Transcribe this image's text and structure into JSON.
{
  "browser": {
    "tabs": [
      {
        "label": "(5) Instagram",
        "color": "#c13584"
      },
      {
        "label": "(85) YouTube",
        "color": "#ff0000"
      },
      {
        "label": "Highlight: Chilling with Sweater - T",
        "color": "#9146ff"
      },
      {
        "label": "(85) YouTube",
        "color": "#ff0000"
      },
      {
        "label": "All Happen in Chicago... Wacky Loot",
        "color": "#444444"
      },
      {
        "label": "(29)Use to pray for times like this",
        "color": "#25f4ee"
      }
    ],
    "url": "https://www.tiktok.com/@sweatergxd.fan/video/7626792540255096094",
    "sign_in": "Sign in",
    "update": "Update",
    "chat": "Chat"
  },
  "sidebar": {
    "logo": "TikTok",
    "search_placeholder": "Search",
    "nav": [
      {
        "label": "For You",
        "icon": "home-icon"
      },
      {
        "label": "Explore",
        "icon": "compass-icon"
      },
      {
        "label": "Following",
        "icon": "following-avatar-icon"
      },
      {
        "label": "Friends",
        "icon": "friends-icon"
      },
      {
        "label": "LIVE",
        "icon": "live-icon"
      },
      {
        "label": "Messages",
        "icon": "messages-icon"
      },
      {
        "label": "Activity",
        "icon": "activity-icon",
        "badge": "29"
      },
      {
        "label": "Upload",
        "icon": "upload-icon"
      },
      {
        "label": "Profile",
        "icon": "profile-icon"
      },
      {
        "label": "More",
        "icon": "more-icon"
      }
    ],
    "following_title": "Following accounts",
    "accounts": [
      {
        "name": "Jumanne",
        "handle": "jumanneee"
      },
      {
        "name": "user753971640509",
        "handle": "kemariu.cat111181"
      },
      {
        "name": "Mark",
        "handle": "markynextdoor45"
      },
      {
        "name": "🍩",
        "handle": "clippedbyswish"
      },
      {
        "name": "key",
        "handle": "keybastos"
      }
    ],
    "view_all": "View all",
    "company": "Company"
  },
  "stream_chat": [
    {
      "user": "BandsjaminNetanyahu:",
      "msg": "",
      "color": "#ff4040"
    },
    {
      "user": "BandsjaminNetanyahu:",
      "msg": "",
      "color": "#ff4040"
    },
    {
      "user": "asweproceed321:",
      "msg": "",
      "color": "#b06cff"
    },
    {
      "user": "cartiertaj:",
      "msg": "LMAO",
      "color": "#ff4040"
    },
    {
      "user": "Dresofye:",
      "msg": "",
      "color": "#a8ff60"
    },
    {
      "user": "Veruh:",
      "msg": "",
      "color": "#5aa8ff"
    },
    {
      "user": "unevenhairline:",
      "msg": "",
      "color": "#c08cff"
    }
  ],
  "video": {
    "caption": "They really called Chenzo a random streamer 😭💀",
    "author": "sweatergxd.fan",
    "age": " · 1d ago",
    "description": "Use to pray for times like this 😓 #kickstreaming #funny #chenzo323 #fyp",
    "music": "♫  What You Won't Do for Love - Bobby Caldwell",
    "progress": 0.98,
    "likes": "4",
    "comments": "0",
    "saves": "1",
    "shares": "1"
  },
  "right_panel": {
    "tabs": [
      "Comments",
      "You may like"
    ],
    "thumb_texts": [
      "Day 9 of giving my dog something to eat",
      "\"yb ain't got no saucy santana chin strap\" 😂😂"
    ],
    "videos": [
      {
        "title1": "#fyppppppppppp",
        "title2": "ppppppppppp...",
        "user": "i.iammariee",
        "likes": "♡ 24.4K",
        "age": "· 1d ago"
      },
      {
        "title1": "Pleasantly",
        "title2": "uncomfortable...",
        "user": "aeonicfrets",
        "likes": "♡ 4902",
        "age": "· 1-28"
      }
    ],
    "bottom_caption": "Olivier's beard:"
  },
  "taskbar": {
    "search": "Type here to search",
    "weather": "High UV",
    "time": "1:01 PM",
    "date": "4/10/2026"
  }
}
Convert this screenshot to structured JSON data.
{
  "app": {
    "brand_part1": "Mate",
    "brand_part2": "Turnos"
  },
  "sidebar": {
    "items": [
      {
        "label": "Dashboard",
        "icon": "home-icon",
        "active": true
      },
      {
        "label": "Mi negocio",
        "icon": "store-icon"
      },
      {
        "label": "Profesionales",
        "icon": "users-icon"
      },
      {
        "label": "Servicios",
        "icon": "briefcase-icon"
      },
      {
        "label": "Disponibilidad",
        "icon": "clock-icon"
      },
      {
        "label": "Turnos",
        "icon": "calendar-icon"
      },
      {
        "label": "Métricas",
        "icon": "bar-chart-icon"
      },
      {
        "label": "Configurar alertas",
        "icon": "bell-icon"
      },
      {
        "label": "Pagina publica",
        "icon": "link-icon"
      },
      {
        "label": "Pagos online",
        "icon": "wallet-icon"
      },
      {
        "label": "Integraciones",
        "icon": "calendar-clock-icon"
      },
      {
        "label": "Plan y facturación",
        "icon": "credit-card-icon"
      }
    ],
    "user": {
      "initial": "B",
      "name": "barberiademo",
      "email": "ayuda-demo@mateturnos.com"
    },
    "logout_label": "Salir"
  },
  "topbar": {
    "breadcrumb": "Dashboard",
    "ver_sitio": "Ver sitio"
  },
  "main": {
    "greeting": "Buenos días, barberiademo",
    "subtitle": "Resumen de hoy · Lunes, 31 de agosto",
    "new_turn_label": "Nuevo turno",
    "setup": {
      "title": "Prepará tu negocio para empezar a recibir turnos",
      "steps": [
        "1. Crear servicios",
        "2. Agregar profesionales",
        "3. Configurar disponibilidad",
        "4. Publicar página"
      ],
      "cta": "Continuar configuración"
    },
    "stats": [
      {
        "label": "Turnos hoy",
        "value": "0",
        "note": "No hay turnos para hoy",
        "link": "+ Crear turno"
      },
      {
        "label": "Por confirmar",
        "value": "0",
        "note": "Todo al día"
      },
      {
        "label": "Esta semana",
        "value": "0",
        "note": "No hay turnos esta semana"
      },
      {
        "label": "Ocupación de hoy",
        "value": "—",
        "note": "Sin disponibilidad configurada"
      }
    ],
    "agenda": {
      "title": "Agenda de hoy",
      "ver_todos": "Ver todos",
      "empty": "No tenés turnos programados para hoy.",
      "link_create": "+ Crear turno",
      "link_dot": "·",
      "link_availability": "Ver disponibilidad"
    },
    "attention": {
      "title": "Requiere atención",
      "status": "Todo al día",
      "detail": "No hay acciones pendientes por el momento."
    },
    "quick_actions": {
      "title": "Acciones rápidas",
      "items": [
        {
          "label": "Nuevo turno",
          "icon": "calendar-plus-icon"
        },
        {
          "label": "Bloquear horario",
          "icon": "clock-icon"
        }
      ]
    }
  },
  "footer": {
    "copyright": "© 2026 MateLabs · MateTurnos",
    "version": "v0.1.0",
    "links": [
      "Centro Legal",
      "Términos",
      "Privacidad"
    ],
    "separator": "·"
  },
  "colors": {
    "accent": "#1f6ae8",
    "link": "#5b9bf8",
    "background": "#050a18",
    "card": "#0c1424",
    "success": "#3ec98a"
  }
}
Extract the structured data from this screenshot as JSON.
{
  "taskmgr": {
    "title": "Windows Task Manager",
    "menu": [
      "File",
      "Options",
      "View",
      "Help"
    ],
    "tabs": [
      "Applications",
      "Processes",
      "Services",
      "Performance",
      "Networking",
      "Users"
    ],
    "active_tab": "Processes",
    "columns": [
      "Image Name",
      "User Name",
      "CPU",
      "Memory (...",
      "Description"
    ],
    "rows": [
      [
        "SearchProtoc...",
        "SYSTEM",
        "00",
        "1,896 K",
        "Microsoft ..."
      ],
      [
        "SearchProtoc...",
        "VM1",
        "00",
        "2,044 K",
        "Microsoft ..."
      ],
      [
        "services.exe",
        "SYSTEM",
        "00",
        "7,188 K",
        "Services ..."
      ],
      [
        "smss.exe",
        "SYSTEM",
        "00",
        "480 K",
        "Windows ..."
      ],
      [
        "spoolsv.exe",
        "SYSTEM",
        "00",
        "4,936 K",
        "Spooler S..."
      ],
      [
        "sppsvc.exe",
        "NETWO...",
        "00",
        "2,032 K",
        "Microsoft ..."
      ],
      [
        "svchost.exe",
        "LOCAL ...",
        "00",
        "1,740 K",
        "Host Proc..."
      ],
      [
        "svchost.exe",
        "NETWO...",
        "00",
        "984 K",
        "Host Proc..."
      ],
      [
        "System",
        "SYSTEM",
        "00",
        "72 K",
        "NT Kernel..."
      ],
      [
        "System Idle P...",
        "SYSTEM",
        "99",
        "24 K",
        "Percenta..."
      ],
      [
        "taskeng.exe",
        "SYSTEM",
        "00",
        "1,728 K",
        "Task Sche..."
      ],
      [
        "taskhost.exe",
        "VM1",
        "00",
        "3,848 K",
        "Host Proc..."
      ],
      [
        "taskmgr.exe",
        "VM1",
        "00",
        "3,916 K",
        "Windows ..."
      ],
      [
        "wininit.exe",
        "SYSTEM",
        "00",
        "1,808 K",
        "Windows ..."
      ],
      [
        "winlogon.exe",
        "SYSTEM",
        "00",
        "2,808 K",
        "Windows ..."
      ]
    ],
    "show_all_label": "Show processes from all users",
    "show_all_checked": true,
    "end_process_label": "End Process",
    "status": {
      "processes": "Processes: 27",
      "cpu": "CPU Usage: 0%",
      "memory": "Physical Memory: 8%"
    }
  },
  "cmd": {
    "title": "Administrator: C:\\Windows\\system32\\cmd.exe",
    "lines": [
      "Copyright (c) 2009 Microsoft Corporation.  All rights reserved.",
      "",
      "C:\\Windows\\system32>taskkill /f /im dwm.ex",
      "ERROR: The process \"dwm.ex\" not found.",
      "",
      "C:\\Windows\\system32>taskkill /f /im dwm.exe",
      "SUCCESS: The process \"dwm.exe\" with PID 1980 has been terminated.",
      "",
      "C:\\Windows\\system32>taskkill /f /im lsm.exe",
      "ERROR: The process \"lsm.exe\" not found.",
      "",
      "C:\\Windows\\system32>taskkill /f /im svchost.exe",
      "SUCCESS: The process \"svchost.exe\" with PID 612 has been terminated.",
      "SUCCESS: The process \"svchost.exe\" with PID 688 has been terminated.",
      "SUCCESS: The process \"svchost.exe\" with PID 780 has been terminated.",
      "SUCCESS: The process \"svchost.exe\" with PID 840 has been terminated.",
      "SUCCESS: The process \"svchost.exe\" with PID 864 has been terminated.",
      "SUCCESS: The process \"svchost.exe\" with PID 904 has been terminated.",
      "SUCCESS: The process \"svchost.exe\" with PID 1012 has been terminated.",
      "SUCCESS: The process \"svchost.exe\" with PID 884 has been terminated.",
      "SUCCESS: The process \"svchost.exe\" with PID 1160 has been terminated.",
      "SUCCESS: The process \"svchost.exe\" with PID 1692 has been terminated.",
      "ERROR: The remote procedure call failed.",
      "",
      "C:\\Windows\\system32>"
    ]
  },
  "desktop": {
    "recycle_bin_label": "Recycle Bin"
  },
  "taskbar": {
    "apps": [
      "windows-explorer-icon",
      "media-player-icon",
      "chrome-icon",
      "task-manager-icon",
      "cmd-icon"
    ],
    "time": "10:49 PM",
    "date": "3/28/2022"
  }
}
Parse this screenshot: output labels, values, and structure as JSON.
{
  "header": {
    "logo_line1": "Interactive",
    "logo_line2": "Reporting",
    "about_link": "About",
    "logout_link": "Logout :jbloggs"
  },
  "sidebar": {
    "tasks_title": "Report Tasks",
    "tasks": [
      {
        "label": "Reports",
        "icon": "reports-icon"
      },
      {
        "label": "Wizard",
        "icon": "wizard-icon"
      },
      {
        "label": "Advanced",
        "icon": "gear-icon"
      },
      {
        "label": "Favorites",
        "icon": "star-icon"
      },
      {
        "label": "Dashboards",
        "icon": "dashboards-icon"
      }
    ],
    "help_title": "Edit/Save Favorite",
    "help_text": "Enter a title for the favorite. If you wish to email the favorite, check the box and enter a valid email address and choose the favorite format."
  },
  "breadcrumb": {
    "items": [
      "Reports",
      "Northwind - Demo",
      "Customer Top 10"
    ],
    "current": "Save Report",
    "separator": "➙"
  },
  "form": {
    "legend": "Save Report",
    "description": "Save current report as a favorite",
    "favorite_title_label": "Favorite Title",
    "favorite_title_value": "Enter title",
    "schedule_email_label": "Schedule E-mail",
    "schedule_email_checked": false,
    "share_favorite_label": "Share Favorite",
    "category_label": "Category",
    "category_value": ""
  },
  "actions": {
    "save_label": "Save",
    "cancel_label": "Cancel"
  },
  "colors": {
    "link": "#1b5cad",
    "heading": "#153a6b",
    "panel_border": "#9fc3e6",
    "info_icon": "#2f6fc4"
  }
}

--------------------------------

▶ WHAT YOU SHOULD DO
Within the listing above, copy each line that has the string "Crear".

▶ TASK SOLUTION
        "1. Crear servicios",
        "link": "+ Crear turno"
      "link_create": "+ Crear turno",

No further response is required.